» Problem requirements: Copy the part that opens with the line containing "bar-sexual [1027, 1066, 1050, 1107]" and closes with the line containing "bar-line: 34 [318, 192, 768, 233]", substituting "bar-segment" for "bar-line" and changing nothing else. Give only those lines.

"""

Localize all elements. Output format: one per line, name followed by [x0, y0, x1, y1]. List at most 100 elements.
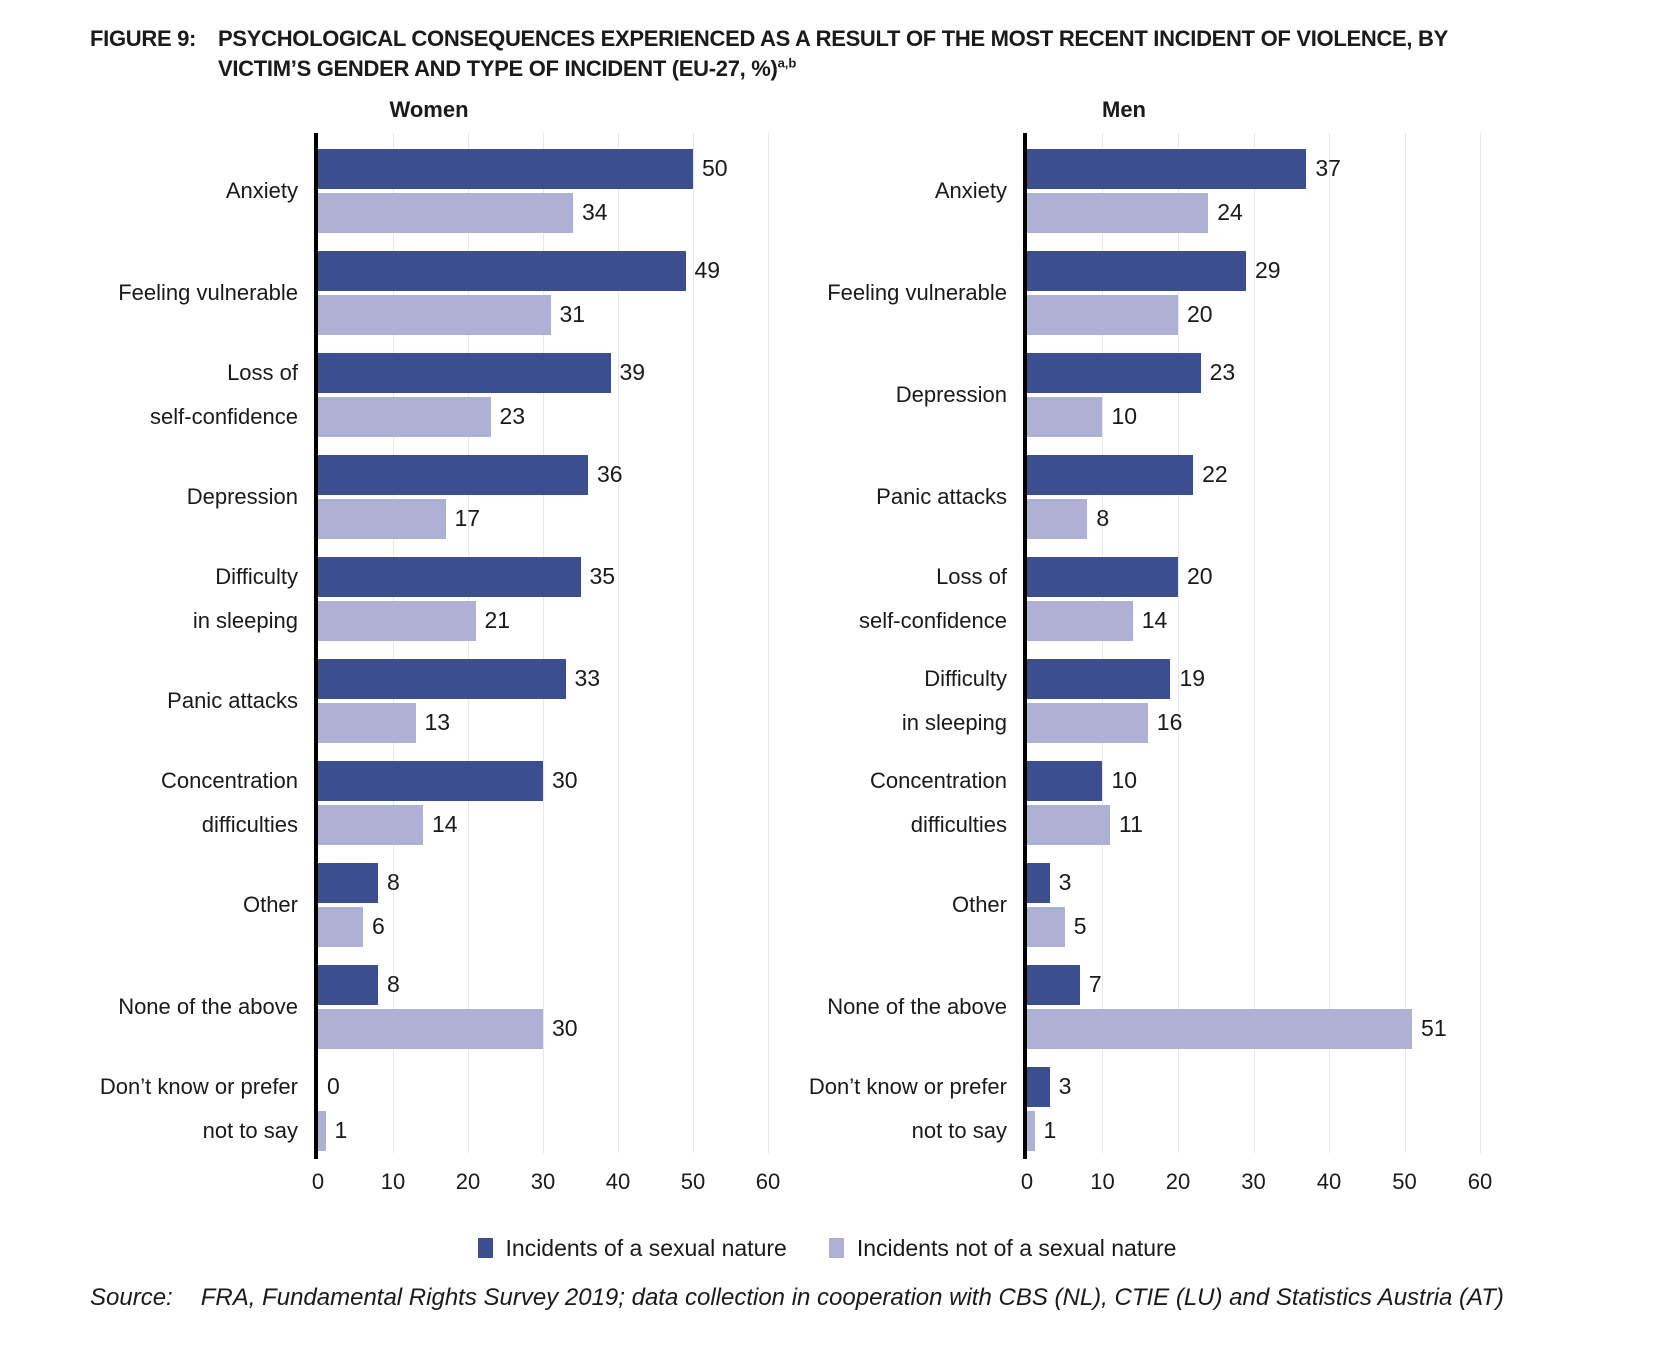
bar-sexual [1027, 1066, 1050, 1107]
category-label: Difficulty in sleeping [901, 665, 1007, 735]
bar-non-sexual [1027, 1008, 1413, 1049]
category-row: Don’t know or prefer not to say 0 1 [90, 1067, 768, 1169]
bar-line: 13 [318, 702, 768, 743]
bar-line: 34 [318, 192, 768, 233]
source-text: FRA, Fundamental Rights Survey 2019; dat… [200, 1283, 1504, 1311]
category-label: Other [951, 891, 1007, 917]
category-row: Loss of self-confidence 39 23 [90, 352, 768, 455]
bar-line: 8 [318, 862, 768, 903]
category-row: Depression 23 10 [768, 352, 1480, 455]
category-row: Difficulty in sleeping 35 21 [90, 556, 768, 659]
bar-pair: 37 24 [1027, 148, 1480, 251]
bar-non-sexual [318, 294, 551, 335]
charts-area: Women Anxiety 50 34 Feeling vulnerable 49 31 L… [90, 97, 1654, 1201]
gridline [1328, 132, 1330, 1153]
bar-non-sexual [1027, 702, 1148, 743]
value-label: 1 [1043, 1117, 1057, 1144]
bar-pair: 8 30 [318, 964, 768, 1067]
bar-sexual [1027, 148, 1307, 189]
bar-line: 23 [1027, 352, 1480, 393]
gridline [467, 132, 469, 1153]
category-label: Depression [895, 381, 1007, 407]
category-label: Feeling vulnerable [118, 279, 298, 305]
figure-title-text: PSYCHOLOGICAL CONSEQUENCES EXPERIENCED A… [218, 24, 1448, 85]
bar-pair: 23 10 [1027, 352, 1480, 455]
bar-line: 19 [1027, 658, 1480, 699]
bar-sexual [1027, 862, 1050, 903]
x-tick-label: 50 [680, 1168, 706, 1194]
bar-line: 39 [318, 352, 768, 393]
bar-sexual [318, 760, 543, 801]
bar-non-sexual [318, 600, 476, 641]
legend-label-non-sexual: Incidents not of a sexual nature [856, 1234, 1177, 1261]
value-label: 8 [387, 971, 400, 998]
value-label: 30 [552, 767, 578, 794]
category-label: Don’t know or prefer not to say [99, 1073, 298, 1143]
category-label: Panic attacks [876, 483, 1007, 509]
bar-sexual [318, 964, 378, 1005]
bar-non-sexual [1027, 396, 1103, 437]
bar-line: 22 [1027, 454, 1480, 495]
x-tick-label: 60 [1467, 1168, 1493, 1194]
value-label: 23 [1209, 359, 1236, 386]
gridline [617, 132, 619, 1153]
bar-line: 1 [1027, 1110, 1480, 1151]
bar-non-sexual [1027, 804, 1111, 845]
bar-pair: 20 14 [1027, 556, 1480, 659]
bar-line: 5 [1027, 906, 1480, 947]
value-label: 37 [1315, 155, 1341, 182]
bar-pair: 30 14 [318, 760, 768, 863]
category-label: Panic attacks [167, 687, 298, 713]
bar-line: 10 [1027, 760, 1480, 801]
source-label: Source: [90, 1283, 173, 1311]
value-label: 39 [619, 359, 646, 386]
gridline [1102, 132, 1104, 1153]
figure-title-line2: VICTIM’S GENDER AND TYPE OF INCIDENT (EU… [218, 54, 1448, 84]
bar-line: 23 [318, 396, 768, 437]
figure-title-line1: PSYCHOLOGICAL CONSEQUENCES EXPERIENCED A… [218, 26, 1448, 51]
bar-line: 0 [318, 1067, 768, 1107]
bar-pair: 39 23 [318, 352, 768, 455]
bar-line: 14 [318, 804, 768, 845]
category-label: Other [242, 891, 298, 917]
value-label: 22 [1202, 461, 1228, 488]
bar-sexual [318, 862, 378, 903]
bar-pair: 22 8 [1027, 454, 1480, 557]
bar-non-sexual [318, 396, 491, 437]
bar-line: 36 [318, 454, 768, 495]
panel-title-women: Women [389, 96, 469, 122]
x-tick-label: 20 [455, 1168, 481, 1194]
category-label: Feeling vulnerable [827, 279, 1007, 305]
bar-line: 14 [1027, 600, 1480, 641]
category-label: Anxiety [934, 177, 1007, 203]
x-tick-label: 20 [1165, 1168, 1191, 1194]
bar-line: 3 [1027, 1066, 1480, 1107]
category-row: Feeling vulnerable 29 20 [768, 250, 1480, 353]
bar-line: 6 [318, 906, 768, 947]
bar-non-sexual [318, 1110, 326, 1151]
bar-rows: Anxiety 37 24 Feeling vulnerable 29 20 Depress… [768, 133, 1480, 1169]
bar-rows: Anxiety 50 34 Feeling vulnerable 49 31 Loss of… [90, 133, 768, 1169]
value-label: 24 [1217, 199, 1243, 226]
bar-pair: 50 34 [318, 148, 768, 251]
gridline [1404, 132, 1406, 1153]
category-label: Anxiety [225, 177, 298, 203]
bar-non-sexual [318, 906, 363, 947]
x-tick-label: 40 [605, 1168, 631, 1194]
value-label: 8 [387, 869, 400, 896]
y-axis-line [314, 132, 318, 1159]
category-label: None of the above [827, 993, 1007, 1019]
category-row: Anxiety 50 34 [90, 148, 768, 251]
value-label: 0 [327, 1073, 340, 1100]
bar-line: 8 [318, 964, 768, 1005]
bar-line: 51 [1027, 1008, 1480, 1049]
category-label: Depression [186, 483, 298, 509]
category-label: Concentration difficulties [870, 767, 1007, 837]
bar-sexual [1027, 556, 1178, 597]
value-label: 36 [597, 461, 623, 488]
value-label: 51 [1421, 1015, 1447, 1042]
bar-non-sexual [1027, 498, 1088, 539]
gridline [1177, 132, 1179, 1153]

"""

» Answer to the exercise:
bar-sexual [1027, 1066, 1050, 1107]
category-label: Difficulty in sleeping [901, 665, 1007, 735]
bar-non-sexual [1027, 1008, 1413, 1049]
category-row: Don’t know or prefer not to say 0 1 [90, 1067, 768, 1169]
bar-segment: 13 [318, 702, 768, 743]
bar-segment: 34 [318, 192, 768, 233]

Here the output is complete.